→ **Written instruction**
Wherever a line in the data below holds "color", copy that line.

+++

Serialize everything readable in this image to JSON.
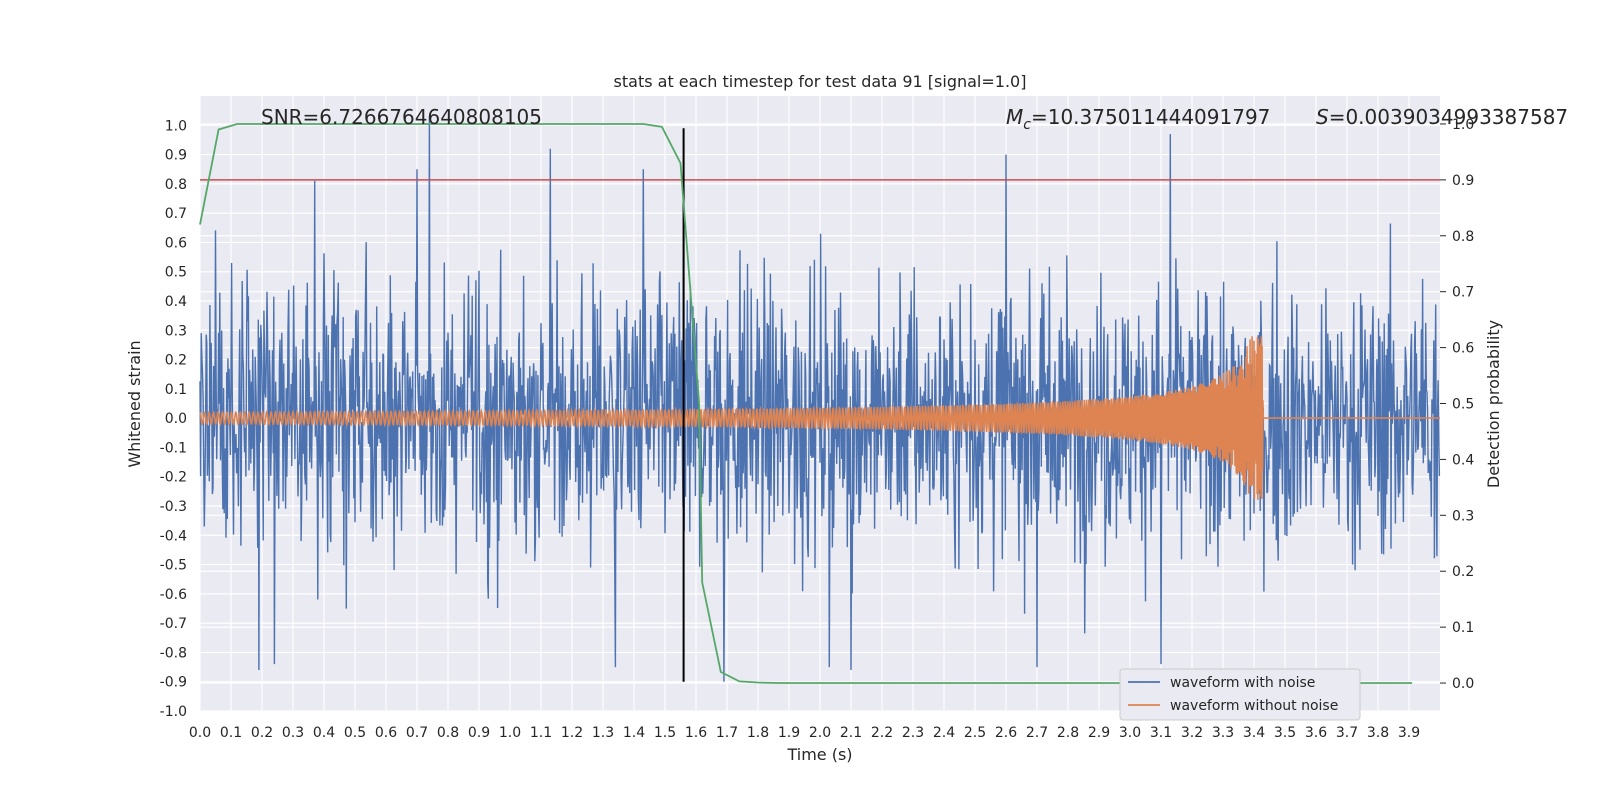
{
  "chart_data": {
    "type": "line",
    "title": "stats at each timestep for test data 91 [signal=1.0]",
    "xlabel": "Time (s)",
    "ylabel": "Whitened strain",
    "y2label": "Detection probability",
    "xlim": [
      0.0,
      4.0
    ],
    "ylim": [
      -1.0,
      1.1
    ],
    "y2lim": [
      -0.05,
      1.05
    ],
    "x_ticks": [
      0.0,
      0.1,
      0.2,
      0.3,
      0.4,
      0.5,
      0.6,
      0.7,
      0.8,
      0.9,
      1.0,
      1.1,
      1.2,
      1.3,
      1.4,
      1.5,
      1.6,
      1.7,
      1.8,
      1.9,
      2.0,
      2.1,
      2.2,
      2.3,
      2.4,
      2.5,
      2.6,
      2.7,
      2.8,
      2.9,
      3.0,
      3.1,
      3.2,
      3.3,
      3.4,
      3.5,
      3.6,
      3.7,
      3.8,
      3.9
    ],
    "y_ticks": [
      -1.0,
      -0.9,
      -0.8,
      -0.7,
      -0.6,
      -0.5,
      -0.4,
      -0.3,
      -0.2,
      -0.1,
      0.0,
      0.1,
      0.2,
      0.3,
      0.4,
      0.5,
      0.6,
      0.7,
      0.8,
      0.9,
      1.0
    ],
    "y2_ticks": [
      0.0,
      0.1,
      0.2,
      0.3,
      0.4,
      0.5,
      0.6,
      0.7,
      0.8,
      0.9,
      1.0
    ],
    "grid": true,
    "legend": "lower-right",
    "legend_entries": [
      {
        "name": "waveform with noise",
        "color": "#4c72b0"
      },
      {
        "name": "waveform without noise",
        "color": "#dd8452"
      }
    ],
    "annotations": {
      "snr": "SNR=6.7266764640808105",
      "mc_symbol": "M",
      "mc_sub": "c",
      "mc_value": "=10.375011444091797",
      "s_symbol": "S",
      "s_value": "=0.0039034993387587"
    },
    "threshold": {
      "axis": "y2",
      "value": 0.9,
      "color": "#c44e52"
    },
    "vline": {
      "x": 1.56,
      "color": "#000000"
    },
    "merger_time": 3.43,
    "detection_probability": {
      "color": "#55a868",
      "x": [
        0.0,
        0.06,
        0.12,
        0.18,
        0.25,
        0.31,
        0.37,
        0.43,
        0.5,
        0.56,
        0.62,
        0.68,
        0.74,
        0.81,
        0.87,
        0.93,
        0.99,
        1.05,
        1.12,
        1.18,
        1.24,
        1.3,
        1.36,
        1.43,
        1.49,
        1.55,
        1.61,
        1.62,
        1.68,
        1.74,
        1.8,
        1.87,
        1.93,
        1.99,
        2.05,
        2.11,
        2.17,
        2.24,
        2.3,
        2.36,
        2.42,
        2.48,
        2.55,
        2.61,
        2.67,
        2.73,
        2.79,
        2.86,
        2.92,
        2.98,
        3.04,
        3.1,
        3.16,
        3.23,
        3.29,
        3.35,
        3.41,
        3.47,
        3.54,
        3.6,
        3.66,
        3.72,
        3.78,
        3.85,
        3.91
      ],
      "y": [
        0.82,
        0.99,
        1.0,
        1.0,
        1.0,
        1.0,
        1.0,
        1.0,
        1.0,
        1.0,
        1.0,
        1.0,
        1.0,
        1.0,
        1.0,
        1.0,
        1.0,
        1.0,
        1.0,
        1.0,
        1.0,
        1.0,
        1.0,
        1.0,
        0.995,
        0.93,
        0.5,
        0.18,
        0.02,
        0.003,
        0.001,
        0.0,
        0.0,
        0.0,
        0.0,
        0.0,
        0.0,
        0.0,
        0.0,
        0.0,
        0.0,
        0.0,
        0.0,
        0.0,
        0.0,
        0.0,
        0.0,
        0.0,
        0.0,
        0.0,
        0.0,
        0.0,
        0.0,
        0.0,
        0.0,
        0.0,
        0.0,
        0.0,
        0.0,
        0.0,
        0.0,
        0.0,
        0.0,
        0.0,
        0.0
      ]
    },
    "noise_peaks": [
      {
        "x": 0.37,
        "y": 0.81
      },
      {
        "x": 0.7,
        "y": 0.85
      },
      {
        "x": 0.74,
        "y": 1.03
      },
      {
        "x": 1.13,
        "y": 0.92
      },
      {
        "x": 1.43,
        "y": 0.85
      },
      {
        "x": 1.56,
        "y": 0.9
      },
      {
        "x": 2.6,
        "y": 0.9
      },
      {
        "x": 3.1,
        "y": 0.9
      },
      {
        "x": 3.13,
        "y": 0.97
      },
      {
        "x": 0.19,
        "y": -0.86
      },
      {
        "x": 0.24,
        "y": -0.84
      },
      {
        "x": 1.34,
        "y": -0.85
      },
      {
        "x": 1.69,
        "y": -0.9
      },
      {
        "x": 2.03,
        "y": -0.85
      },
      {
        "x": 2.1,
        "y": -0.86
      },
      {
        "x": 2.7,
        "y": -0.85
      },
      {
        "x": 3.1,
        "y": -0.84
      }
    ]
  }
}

+++

→ **Task solution**
        "color": "#4c72b0"
        "color": "#dd8452"
      "color": "#c44e52"
      "color": "#000000"
      "color": "#55a868",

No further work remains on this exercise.